_Exercise prompt:_ Write the material out again exactly.

_Stored rows:_
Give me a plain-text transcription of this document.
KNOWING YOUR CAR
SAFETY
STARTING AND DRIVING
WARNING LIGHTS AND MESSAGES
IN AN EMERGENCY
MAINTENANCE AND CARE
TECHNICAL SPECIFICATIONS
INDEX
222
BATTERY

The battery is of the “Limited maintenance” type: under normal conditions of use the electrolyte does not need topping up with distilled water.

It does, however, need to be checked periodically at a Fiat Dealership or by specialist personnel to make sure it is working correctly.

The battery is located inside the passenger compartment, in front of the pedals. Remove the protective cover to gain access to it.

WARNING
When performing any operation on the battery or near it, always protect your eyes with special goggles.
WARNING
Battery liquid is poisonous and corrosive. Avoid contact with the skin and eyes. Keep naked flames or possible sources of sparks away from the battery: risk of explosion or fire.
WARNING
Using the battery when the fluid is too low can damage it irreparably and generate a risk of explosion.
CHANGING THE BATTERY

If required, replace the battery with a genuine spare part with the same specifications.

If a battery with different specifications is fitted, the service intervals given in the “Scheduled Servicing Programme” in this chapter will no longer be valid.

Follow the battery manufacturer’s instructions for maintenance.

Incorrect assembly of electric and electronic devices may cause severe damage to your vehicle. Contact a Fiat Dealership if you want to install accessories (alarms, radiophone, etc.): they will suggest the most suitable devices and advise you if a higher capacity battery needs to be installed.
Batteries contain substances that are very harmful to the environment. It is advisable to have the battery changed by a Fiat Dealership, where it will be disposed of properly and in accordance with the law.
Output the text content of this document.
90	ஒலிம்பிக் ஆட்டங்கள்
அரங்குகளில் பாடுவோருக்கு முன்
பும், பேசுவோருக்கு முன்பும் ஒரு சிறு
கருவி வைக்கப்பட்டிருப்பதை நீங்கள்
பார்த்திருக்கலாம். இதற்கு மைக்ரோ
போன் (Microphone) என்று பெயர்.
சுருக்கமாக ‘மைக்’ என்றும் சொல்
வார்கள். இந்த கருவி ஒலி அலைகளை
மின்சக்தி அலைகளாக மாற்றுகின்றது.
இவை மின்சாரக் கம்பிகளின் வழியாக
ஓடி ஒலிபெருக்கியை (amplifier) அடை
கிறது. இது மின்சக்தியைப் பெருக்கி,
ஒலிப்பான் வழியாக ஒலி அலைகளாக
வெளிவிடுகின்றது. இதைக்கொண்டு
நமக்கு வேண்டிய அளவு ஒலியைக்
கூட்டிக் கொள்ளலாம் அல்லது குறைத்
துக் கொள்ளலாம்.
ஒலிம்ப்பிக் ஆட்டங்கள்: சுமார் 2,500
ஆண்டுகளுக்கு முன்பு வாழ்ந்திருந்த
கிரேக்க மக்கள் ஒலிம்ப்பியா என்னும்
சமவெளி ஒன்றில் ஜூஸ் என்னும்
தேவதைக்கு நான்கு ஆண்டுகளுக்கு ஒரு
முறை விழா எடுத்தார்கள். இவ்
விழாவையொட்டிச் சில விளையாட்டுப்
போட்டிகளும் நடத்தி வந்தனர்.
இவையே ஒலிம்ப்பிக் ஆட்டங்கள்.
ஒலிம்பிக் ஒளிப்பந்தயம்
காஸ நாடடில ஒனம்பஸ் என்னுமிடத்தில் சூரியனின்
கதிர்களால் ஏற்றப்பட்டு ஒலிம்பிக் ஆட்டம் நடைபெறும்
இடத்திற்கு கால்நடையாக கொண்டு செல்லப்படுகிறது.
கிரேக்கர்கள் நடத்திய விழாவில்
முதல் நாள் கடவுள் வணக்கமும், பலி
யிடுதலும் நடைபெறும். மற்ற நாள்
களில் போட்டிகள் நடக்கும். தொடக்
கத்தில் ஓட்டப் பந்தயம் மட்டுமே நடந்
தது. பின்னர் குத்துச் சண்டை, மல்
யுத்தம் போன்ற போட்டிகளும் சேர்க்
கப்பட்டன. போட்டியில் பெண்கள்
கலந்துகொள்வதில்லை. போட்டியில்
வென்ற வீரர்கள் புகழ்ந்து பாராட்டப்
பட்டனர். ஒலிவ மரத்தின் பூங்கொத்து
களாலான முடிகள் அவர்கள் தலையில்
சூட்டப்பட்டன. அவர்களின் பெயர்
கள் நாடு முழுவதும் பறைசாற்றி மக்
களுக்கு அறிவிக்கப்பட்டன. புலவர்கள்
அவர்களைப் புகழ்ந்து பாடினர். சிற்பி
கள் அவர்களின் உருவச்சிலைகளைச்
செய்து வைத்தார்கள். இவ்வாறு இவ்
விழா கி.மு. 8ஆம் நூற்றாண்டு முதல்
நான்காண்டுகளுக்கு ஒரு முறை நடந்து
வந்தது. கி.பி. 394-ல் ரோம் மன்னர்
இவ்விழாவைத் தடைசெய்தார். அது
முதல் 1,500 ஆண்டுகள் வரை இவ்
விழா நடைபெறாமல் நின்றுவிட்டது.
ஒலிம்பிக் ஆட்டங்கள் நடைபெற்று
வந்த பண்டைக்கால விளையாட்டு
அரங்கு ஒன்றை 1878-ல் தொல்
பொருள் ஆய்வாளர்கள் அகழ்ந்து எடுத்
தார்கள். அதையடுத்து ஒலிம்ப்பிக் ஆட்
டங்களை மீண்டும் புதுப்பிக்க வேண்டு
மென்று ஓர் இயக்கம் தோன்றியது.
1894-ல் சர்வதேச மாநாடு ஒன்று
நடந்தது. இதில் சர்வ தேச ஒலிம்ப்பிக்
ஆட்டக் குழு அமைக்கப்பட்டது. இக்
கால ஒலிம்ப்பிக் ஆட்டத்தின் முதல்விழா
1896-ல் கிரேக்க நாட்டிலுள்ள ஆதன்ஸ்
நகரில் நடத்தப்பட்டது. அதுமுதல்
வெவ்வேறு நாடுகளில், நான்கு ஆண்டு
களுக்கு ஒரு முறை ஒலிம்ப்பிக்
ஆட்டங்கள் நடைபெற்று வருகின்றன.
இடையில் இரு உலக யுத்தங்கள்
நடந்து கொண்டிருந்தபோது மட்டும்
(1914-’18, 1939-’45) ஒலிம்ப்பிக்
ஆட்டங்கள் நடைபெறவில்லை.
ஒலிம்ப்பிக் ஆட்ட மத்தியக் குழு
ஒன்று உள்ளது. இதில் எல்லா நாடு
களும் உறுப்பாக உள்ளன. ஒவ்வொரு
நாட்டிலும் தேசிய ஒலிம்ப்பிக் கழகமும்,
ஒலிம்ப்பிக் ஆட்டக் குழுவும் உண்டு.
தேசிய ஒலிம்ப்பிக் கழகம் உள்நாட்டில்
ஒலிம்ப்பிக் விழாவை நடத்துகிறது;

_Solution for this exercise:_
Give me a plain-text transcription of this document.
KNOWING YOUR CAR
SAFETY
STARTING AND DRIVING
WARNING LIGHTS AND MESSAGES
IN AN EMERGENCY
MAINTENANCE AND CARE
TECHNICAL SPECIFICATIONS
INDEX
222
BATTERY

The battery is of the “Limited maintenance” type: under normal conditions of use the electrolyte does not need topping up with distilled water.

It does, however, need to be checked periodically at a Fiat Dealership or by specialist personnel to make sure it is working correctly.

The battery is located inside the passenger compartment, in front of the pedals. Remove the protective cover to gain access to it.

WARNING
When performing any operation on the battery or near it, always protect your eyes with special goggles.
WARNING
Battery liquid is poisonous and corrosive. Avoid contact with the skin and eyes. Keep naked flames or possible sources of sparks away from the battery: risk of explosion or fire.
WARNING
Using the battery when the fluid is too low can damage it irreparably and generate a risk of explosion.
CHANGING THE BATTERY

If required, replace the battery with a genuine spare part with the same specifications.

If a battery with different specifications is fitted, the service intervals given in the “Scheduled Servicing Programme” in this chapter will no longer be valid.

Follow the battery manufacturer’s instructions for maintenance.

Incorrect assembly of electric and electronic devices may cause severe damage to your vehicle. Contact a Fiat Dealership if you want to install accessories (alarms, radiophone, etc.): they will suggest the most suitable devices and advise you if a higher capacity battery needs to be installed.
Batteries contain substances that are very harmful to the environment. It is advisable to have the battery changed by a Fiat Dealership, where it will be disposed of properly and in accordance with the law.
Output the text content of this document.
90	ஒலிம்பிக் ஆட்டங்கள்
அரங்குகளில் பாடுவோருக்கு முன்
பும், பேசுவோருக்கு முன்பும் ஒரு சிறு
கருவி வைக்கப்பட்டிருப்பதை நீங்கள்
பார்த்திருக்கலாம். இதற்கு மைக்ரோ
போன் (Microphone) என்று பெயர்.
சுருக்கமாக ‘மைக்’ என்றும் சொல்
வார்கள். இந்த கருவி ஒலி அலைகளை
மின்சக்தி அலைகளாக மாற்றுகின்றது.
இவை மின்சாரக் கம்பிகளின் வழியாக
ஓடி ஒலிபெருக்கியை (amplifier) அடை
கிறது. இது மின்சக்தியைப் பெருக்கி,
ஒலிப்பான் வழியாக ஒலி அலைகளாக
வெளிவிடுகின்றது. இதைக்கொண்டு
நமக்கு வேண்டிய அளவு ஒலியைக்
கூட்டிக் கொள்ளலாம் அல்லது குறைத்
துக் கொள்ளலாம்.
ஒலிம்ப்பிக் ஆட்டங்கள்: சுமார் 2,500
ஆண்டுகளுக்கு முன்பு வாழ்ந்திருந்த
கிரேக்க மக்கள் ஒலிம்ப்பியா என்னும்
சமவெளி ஒன்றில் ஜூஸ் என்னும்
தேவதைக்கு நான்கு ஆண்டுகளுக்கு ஒரு
முறை விழா எடுத்தார்கள். இவ்
விழாவையொட்டிச் சில விளையாட்டுப்
போட்டிகளும் நடத்தி வந்தனர்.
இவையே ஒலிம்ப்பிக் ஆட்டங்கள்.
ஒலிம்பிக் ஒளிப்பந்தயம்
காஸ நாடடில ஒனம்பஸ் என்னுமிடத்தில் சூரியனின்
கதிர்களால் ஏற்றப்பட்டு ஒலிம்பிக் ஆட்டம் நடைபெறும்
இடத்திற்கு கால்நடையாக கொண்டு செல்லப்படுகிறது.
கிரேக்கர்கள் நடத்திய விழாவில்
முதல் நாள் கடவுள் வணக்கமும், பலி
யிடுதலும் நடைபெறும். மற்ற நாள்
களில் போட்டிகள் நடக்கும். தொடக்
கத்தில் ஓட்டப் பந்தயம் மட்டுமே நடந்
தது. பின்னர் குத்துச் சண்டை, மல்
யுத்தம் போன்ற போட்டிகளும் சேர்க்
கப்பட்டன. போட்டியில் பெண்கள்
கலந்துகொள்வதில்லை. போட்டியில்
வென்ற வீரர்கள் புகழ்ந்து பாராட்டப்
பட்டனர். ஒலிவ மரத்தின் பூங்கொத்து
களாலான முடிகள் அவர்கள் தலையில்
சூட்டப்பட்டன. அவர்களின் பெயர்
கள் நாடு முழுவதும் பறைசாற்றி மக்
களுக்கு அறிவிக்கப்பட்டன. புலவர்கள்
அவர்களைப் புகழ்ந்து பாடினர். சிற்பி
கள் அவர்களின் உருவச்சிலைகளைச்
செய்து வைத்தார்கள். இவ்வாறு இவ்
விழா கி.மு. 8ஆம் நூற்றாண்டு முதல்
நான்காண்டுகளுக்கு ஒரு முறை நடந்து
வந்தது. கி.பி. 394-ல் ரோம் மன்னர்
இவ்விழாவைத் தடைசெய்தார். அது
முதல் 1,500 ஆண்டுகள் வரை இவ்
விழா நடைபெறாமல் நின்றுவிட்டது.
ஒலிம்பிக் ஆட்டங்கள் நடைபெற்று
வந்த பண்டைக்கால விளையாட்டு
அரங்கு ஒன்றை 1878-ல் தொல்
பொருள் ஆய்வாளர்கள் அகழ்ந்து எடுத்
தார்கள். அதையடுத்து ஒலிம்ப்பிக் ஆட்
டங்களை மீண்டும் புதுப்பிக்க வேண்டு
மென்று ஓர் இயக்கம் தோன்றியது.
1894-ல் சர்வதேச மாநாடு ஒன்று
நடந்தது. இதில் சர்வ தேச ஒலிம்ப்பிக்
ஆட்டக் குழு அமைக்கப்பட்டது. இக்
கால ஒலிம்ப்பிக் ஆட்டத்தின் முதல்விழா
1896-ல் கிரேக்க நாட்டிலுள்ள ஆதன்ஸ்
நகரில் நடத்தப்பட்டது. அதுமுதல்
வெவ்வேறு நாடுகளில், நான்கு ஆண்டு
களுக்கு ஒரு முறை ஒலிம்ப்பிக்
ஆட்டங்கள் நடைபெற்று வருகின்றன.
இடையில் இரு உலக யுத்தங்கள்
நடந்து கொண்டிருந்தபோது மட்டும்
(1914-’18, 1939-’45) ஒலிம்ப்பிக்
ஆட்டங்கள் நடைபெறவில்லை.
ஒலிம்ப்பிக் ஆட்ட மத்தியக் குழு
ஒன்று உள்ளது. இதில் எல்லா நாடு
களும் உறுப்பாக உள்ளன. ஒவ்வொரு
நாட்டிலும் தேசிய ஒலிம்ப்பிக் கழகமும்,
ஒலிம்ப்பிக் ஆட்டக் குழுவும் உண்டு.
தேசிய ஒலிம்ப்பிக் கழகம் உள்நாட்டில்
ஒலிம்ப்பிக் விழாவை நடத்துகிறது;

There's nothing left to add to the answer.